Dataset items:
-------

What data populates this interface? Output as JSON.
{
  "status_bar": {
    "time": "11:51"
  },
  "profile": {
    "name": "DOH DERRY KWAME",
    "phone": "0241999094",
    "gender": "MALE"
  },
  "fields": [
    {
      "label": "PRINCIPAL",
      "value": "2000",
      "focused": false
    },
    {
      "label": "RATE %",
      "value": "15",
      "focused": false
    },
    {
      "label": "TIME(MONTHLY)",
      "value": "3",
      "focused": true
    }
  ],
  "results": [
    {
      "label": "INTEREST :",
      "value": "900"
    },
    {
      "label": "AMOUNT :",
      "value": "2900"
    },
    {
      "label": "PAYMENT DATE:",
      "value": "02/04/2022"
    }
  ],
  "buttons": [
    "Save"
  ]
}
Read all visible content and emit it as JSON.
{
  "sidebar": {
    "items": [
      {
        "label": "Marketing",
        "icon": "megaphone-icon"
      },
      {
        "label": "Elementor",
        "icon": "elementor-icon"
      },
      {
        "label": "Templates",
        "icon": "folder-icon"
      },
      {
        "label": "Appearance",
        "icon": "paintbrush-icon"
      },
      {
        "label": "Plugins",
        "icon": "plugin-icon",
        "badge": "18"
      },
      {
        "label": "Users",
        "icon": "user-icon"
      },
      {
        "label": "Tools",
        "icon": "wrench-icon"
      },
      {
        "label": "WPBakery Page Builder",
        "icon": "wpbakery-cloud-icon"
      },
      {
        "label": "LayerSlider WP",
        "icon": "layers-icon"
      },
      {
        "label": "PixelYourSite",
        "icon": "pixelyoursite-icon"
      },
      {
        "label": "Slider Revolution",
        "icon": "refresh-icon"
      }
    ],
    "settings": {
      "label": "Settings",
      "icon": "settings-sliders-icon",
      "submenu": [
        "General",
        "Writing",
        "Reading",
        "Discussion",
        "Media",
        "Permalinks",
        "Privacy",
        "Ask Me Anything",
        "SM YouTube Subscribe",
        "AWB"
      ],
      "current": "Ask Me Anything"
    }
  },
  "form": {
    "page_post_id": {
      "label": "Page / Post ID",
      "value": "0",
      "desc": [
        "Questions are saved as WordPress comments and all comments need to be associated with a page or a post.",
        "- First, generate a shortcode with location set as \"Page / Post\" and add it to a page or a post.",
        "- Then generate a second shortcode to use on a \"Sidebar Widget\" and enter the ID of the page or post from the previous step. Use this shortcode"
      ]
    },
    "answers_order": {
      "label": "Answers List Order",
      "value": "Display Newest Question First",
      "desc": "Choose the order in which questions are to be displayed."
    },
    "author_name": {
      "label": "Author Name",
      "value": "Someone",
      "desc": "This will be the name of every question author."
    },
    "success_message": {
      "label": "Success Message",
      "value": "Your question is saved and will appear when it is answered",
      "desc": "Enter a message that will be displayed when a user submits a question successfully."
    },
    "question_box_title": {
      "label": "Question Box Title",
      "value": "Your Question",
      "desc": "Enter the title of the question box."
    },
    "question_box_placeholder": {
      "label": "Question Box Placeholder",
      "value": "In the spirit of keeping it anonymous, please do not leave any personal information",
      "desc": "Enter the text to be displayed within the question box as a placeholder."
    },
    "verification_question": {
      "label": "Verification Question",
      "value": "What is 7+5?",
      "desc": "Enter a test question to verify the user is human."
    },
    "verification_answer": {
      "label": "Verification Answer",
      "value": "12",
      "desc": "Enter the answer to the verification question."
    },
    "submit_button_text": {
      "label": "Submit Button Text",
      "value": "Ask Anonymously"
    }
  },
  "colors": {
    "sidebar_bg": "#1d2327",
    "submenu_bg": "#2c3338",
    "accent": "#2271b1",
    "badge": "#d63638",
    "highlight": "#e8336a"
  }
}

-------

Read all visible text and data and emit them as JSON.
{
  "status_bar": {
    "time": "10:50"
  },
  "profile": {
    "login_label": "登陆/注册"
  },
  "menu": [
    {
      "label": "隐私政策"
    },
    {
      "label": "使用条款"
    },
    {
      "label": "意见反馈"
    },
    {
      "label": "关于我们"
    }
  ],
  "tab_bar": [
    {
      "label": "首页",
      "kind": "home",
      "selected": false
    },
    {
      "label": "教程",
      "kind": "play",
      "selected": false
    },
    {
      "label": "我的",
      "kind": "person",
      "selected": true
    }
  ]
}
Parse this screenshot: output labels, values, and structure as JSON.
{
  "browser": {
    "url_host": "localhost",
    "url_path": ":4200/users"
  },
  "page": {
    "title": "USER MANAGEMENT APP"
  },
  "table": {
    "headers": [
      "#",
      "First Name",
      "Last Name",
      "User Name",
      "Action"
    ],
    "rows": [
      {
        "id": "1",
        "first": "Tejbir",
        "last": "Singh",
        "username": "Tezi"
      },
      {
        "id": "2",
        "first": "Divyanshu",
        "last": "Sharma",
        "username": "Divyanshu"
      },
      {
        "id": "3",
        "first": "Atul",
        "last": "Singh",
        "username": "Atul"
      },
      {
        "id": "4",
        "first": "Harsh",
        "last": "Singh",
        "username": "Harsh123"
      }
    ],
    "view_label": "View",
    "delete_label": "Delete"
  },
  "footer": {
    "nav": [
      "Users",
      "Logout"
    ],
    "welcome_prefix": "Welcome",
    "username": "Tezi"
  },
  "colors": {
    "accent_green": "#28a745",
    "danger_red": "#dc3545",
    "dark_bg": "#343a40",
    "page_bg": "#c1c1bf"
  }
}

-------

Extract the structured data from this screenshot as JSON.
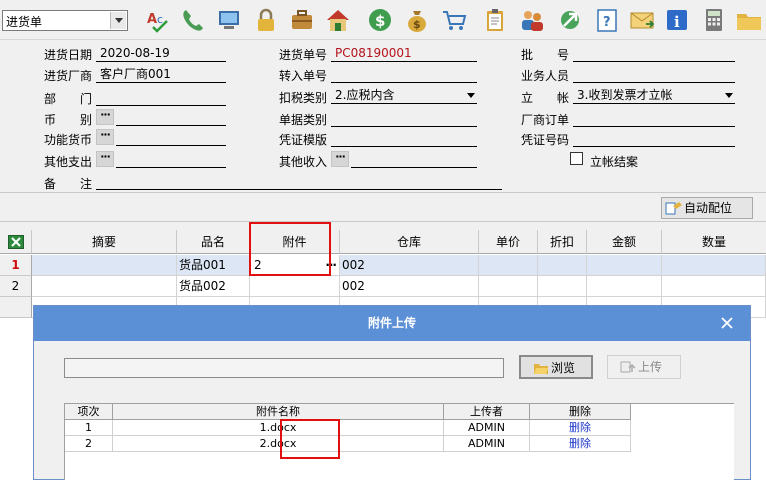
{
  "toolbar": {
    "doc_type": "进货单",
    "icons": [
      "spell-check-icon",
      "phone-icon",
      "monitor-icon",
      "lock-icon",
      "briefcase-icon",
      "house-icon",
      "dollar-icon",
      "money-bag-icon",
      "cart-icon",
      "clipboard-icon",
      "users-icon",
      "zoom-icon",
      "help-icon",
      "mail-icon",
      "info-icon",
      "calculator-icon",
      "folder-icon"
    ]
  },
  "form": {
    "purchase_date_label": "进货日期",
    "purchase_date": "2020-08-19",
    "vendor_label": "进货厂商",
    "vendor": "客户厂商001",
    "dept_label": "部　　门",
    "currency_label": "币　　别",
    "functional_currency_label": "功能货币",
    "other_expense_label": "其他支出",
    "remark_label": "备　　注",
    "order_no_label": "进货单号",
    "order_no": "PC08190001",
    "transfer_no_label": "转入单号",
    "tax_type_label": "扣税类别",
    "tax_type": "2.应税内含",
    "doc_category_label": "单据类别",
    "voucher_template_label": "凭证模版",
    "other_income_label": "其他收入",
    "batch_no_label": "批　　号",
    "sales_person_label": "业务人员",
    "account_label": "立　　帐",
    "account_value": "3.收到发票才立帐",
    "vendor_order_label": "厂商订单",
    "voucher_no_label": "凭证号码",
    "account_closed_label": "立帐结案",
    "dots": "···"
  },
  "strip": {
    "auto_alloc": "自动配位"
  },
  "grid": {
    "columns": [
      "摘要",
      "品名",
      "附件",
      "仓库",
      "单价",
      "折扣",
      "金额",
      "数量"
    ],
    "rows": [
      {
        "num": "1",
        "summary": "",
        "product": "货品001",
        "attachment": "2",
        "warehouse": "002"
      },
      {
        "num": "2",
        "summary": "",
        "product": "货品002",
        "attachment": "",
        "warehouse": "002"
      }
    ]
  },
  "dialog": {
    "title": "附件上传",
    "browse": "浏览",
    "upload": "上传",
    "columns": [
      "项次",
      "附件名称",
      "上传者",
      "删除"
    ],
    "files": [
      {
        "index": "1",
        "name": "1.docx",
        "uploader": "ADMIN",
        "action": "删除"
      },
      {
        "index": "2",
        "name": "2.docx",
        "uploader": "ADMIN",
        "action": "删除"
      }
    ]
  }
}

-------

WHAT YOU HAVE TO DO ->
Identify and copy all lines with the word "shortcode".

WRITTEN SOLUTION ->
        "- First, generate a shortcode with location set as \"Page / Post\" and add it to a page or a post.",
        "- Then generate a second shortcode to use on a \"Sidebar Widget\" and enter the ID of the page or post from the previous step. Use this shortcode"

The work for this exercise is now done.